── Given entries

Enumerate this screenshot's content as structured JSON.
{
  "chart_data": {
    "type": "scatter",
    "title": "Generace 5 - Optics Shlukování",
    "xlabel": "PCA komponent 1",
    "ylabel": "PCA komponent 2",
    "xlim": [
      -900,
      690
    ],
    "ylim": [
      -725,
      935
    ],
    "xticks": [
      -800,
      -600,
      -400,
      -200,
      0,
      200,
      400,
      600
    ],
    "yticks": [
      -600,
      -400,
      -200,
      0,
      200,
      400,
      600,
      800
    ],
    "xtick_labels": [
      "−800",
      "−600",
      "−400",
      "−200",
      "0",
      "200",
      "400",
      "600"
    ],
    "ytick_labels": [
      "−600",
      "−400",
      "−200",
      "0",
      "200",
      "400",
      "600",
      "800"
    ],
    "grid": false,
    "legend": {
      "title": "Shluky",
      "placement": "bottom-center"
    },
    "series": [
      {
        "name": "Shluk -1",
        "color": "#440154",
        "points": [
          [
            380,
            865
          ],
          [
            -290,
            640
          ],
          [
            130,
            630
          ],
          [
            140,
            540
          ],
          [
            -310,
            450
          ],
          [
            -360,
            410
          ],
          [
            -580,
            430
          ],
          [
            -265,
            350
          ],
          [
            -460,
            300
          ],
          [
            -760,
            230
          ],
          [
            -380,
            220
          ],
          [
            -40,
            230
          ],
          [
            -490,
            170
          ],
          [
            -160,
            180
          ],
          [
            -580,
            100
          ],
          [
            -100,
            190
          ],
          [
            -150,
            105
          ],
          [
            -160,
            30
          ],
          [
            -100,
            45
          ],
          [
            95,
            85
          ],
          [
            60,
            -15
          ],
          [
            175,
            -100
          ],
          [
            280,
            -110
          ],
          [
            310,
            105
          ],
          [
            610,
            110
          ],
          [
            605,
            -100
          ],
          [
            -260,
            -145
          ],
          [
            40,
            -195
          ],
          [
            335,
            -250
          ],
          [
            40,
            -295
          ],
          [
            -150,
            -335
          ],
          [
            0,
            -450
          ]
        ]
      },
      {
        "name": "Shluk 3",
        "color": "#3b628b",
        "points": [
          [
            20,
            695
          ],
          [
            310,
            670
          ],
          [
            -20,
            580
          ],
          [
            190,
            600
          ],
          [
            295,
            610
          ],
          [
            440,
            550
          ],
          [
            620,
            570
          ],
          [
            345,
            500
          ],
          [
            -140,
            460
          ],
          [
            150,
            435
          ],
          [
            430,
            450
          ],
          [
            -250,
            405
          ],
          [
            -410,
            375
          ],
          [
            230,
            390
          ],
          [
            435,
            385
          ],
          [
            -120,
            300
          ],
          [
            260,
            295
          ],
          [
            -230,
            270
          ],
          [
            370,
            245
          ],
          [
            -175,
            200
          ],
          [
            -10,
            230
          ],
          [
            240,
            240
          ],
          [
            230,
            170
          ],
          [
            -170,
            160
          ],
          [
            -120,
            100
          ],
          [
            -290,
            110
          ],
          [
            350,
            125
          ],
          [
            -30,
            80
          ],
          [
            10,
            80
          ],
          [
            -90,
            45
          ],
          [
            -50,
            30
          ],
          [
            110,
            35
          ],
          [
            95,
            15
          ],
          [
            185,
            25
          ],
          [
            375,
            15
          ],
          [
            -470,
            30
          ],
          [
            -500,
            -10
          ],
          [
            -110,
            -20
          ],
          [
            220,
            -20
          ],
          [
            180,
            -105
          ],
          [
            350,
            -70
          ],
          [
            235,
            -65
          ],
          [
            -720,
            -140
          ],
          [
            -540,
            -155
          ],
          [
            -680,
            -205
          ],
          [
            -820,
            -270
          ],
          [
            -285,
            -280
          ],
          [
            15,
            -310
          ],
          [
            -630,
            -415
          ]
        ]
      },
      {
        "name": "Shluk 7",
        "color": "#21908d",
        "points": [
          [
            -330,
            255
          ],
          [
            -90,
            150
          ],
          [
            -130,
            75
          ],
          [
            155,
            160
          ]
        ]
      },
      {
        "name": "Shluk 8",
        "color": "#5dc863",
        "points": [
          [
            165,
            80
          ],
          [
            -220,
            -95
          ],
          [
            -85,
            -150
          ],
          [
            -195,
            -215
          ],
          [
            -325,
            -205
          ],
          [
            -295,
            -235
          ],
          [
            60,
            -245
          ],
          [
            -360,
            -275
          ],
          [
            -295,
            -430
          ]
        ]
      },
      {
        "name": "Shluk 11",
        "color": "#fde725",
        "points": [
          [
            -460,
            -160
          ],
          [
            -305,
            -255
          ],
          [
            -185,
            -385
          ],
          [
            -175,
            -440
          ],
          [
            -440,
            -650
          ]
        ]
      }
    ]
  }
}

────

→ **Written exercise**:
Return the listing above in full, character for character.

→ **Task answer**:
Enumerate this screenshot's content as structured JSON.
{
  "chart_data": {
    "type": "scatter",
    "title": "Generace 5 - Optics Shlukování",
    "xlabel": "PCA komponent 1",
    "ylabel": "PCA komponent 2",
    "xlim": [
      -900,
      690
    ],
    "ylim": [
      -725,
      935
    ],
    "xticks": [
      -800,
      -600,
      -400,
      -200,
      0,
      200,
      400,
      600
    ],
    "yticks": [
      -600,
      -400,
      -200,
      0,
      200,
      400,
      600,
      800
    ],
    "xtick_labels": [
      "−800",
      "−600",
      "−400",
      "−200",
      "0",
      "200",
      "400",
      "600"
    ],
    "ytick_labels": [
      "−600",
      "−400",
      "−200",
      "0",
      "200",
      "400",
      "600",
      "800"
    ],
    "grid": false,
    "legend": {
      "title": "Shluky",
      "placement": "bottom-center"
    },
    "series": [
      {
        "name": "Shluk -1",
        "color": "#440154",
        "points": [
          [
            380,
            865
          ],
          [
            -290,
            640
          ],
          [
            130,
            630
          ],
          [
            140,
            540
          ],
          [
            -310,
            450
          ],
          [
            -360,
            410
          ],
          [
            -580,
            430
          ],
          [
            -265,
            350
          ],
          [
            -460,
            300
          ],
          [
            -760,
            230
          ],
          [
            -380,
            220
          ],
          [
            -40,
            230
          ],
          [
            -490,
            170
          ],
          [
            -160,
            180
          ],
          [
            -580,
            100
          ],
          [
            -100,
            190
          ],
          [
            -150,
            105
          ],
          [
            -160,
            30
          ],
          [
            -100,
            45
          ],
          [
            95,
            85
          ],
          [
            60,
            -15
          ],
          [
            175,
            -100
          ],
          [
            280,
            -110
          ],
          [
            310,
            105
          ],
          [
            610,
            110
          ],
          [
            605,
            -100
          ],
          [
            -260,
            -145
          ],
          [
            40,
            -195
          ],
          [
            335,
            -250
          ],
          [
            40,
            -295
          ],
          [
            -150,
            -335
          ],
          [
            0,
            -450
          ]
        ]
      },
      {
        "name": "Shluk 3",
        "color": "#3b628b",
        "points": [
          [
            20,
            695
          ],
          [
            310,
            670
          ],
          [
            -20,
            580
          ],
          [
            190,
            600
          ],
          [
            295,
            610
          ],
          [
            440,
            550
          ],
          [
            620,
            570
          ],
          [
            345,
            500
          ],
          [
            -140,
            460
          ],
          [
            150,
            435
          ],
          [
            430,
            450
          ],
          [
            -250,
            405
          ],
          [
            -410,
            375
          ],
          [
            230,
            390
          ],
          [
            435,
            385
          ],
          [
            -120,
            300
          ],
          [
            260,
            295
          ],
          [
            -230,
            270
          ],
          [
            370,
            245
          ],
          [
            -175,
            200
          ],
          [
            -10,
            230
          ],
          [
            240,
            240
          ],
          [
            230,
            170
          ],
          [
            -170,
            160
          ],
          [
            -120,
            100
          ],
          [
            -290,
            110
          ],
          [
            350,
            125
          ],
          [
            -30,
            80
          ],
          [
            10,
            80
          ],
          [
            -90,
            45
          ],
          [
            -50,
            30
          ],
          [
            110,
            35
          ],
          [
            95,
            15
          ],
          [
            185,
            25
          ],
          [
            375,
            15
          ],
          [
            -470,
            30
          ],
          [
            -500,
            -10
          ],
          [
            -110,
            -20
          ],
          [
            220,
            -20
          ],
          [
            180,
            -105
          ],
          [
            350,
            -70
          ],
          [
            235,
            -65
          ],
          [
            -720,
            -140
          ],
          [
            -540,
            -155
          ],
          [
            -680,
            -205
          ],
          [
            -820,
            -270
          ],
          [
            -285,
            -280
          ],
          [
            15,
            -310
          ],
          [
            -630,
            -415
          ]
        ]
      },
      {
        "name": "Shluk 7",
        "color": "#21908d",
        "points": [
          [
            -330,
            255
          ],
          [
            -90,
            150
          ],
          [
            -130,
            75
          ],
          [
            155,
            160
          ]
        ]
      },
      {
        "name": "Shluk 8",
        "color": "#5dc863",
        "points": [
          [
            165,
            80
          ],
          [
            -220,
            -95
          ],
          [
            -85,
            -150
          ],
          [
            -195,
            -215
          ],
          [
            -325,
            -205
          ],
          [
            -295,
            -235
          ],
          [
            60,
            -245
          ],
          [
            -360,
            -275
          ],
          [
            -295,
            -430
          ]
        ]
      },
      {
        "name": "Shluk 11",
        "color": "#fde725",
        "points": [
          [
            -460,
            -160
          ],
          [
            -305,
            -255
          ],
          [
            -185,
            -385
          ],
          [
            -175,
            -440
          ],
          [
            -440,
            -650
          ]
        ]
      }
    ]
  }
}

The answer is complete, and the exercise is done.